▶ **OBJECTIVE**
Bring together all lines of the material below that contain the string "профілактика".

--------------------------------

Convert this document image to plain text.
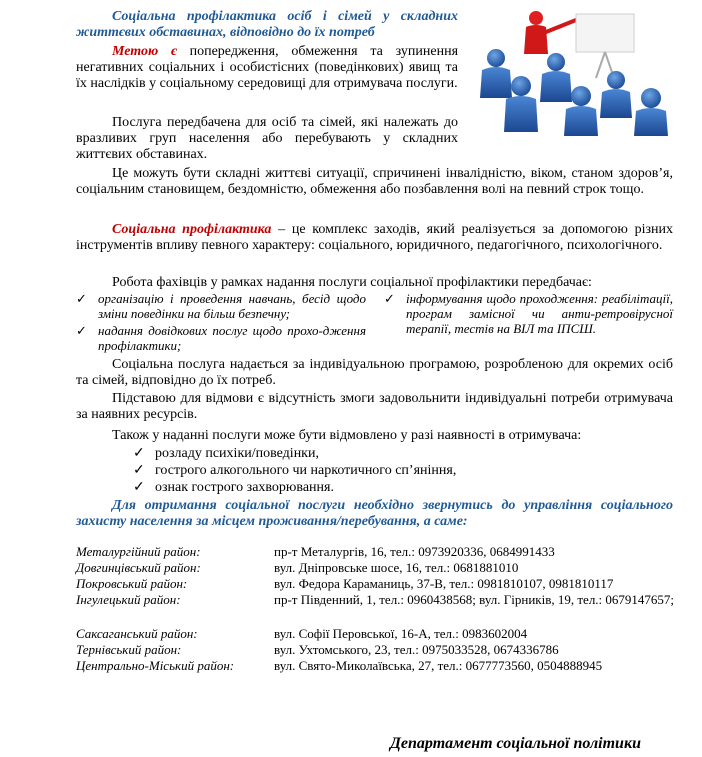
Соціальна профілактика осіб і сімей у складних життєвих обставинах, відповідно до їх потреб

Метою є попередження, обмеження та зупинення негативних соціальних і особистісних (поведінкових) явищ та їх наслідків у соціальному середовищі для отримувача послуги.

Послуга передбачена для осіб та сімей, які належать до вразливих груп населення або перебувають у складних життєвих обставинах.

Це можуть бути складні життєві ситуації, спричинені інвалідністю, віком, станом здоров’я, соціальним становищем, бездомністю, обмеження або позбавлення волі на певний строк тощо.

Соціальна профілактика – це комплекс заходів, який реалізується за допомогою різних інструментів впливу певного характеру: соціального, юридичного, педагогічного, психологічного.

Робота фахівців у рамках надання послуги соціальної профілактики передбачає:

✓ організацію і проведення навчань, бесід щодо зміни поведінки на більш безпечну;
✓ надання довідкових послуг щодо прохо-дження профілактики;
✓ інформування щодо проходження: реабілітації, програм замісної чи анти-ретровірусної терапії, тестів на ВІЛ та ІПСШ.

Соціальна послуга надається за індивідуальною програмою, розробленою для окремих осіб та сімей, відповідно до їх потреб.

Підставою для відмови є відсутність змоги задовольнити індивідуальні потреби отримувача за наявних ресурсів.

Також у наданні послуги може бути відмовлено у разі наявності в отримувача:

✓ розладу психіки/поведінки,
✓ гострого алкогольного чи наркотичного сп’яніння,
✓ ознак гострого захворювання.
Для отримання соціальної послуги необхідно звернутись до управління соціального захисту населення за місцем проживання/перебування, а саме:
Металургійний район:	пр-т Металургів, 16, тел.: 0973920336, 0684991433
Довгинцівський район:	вул. Дніпровське шосе, 16, тел.: 0681881010
Покровський район:	вул. Федора Караманиць, 37-В, тел.: 0981810107, 0981810117
Інгулецький район:	пр-т Південний, 1, тел.: 0960438568; вул. Гірників, 19, тел.: 0679147657;
Саксаганський район:	вул. Софії Перовської, 16-А, тел.: 0983602004
Тернівський район:	вул. Ухтомського, 23, тел.: 0975033528, 0674336786
Центрально-Міський район:	вул. Свято-Миколаївська, 27, тел.: 0677773560, 0504888945
Департамент соціальної політики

--------------------------------

▶ **TASK RESULT**
Соціальна профілактика осіб і сімей у складних життєвих обставинах, відповідно до їх потреб
Соціальна профілактика – це комплекс заходів, який реалізується за допомогою різних інструментів впливу певного характеру: соціального, юридичного, педагогічного, психологічного.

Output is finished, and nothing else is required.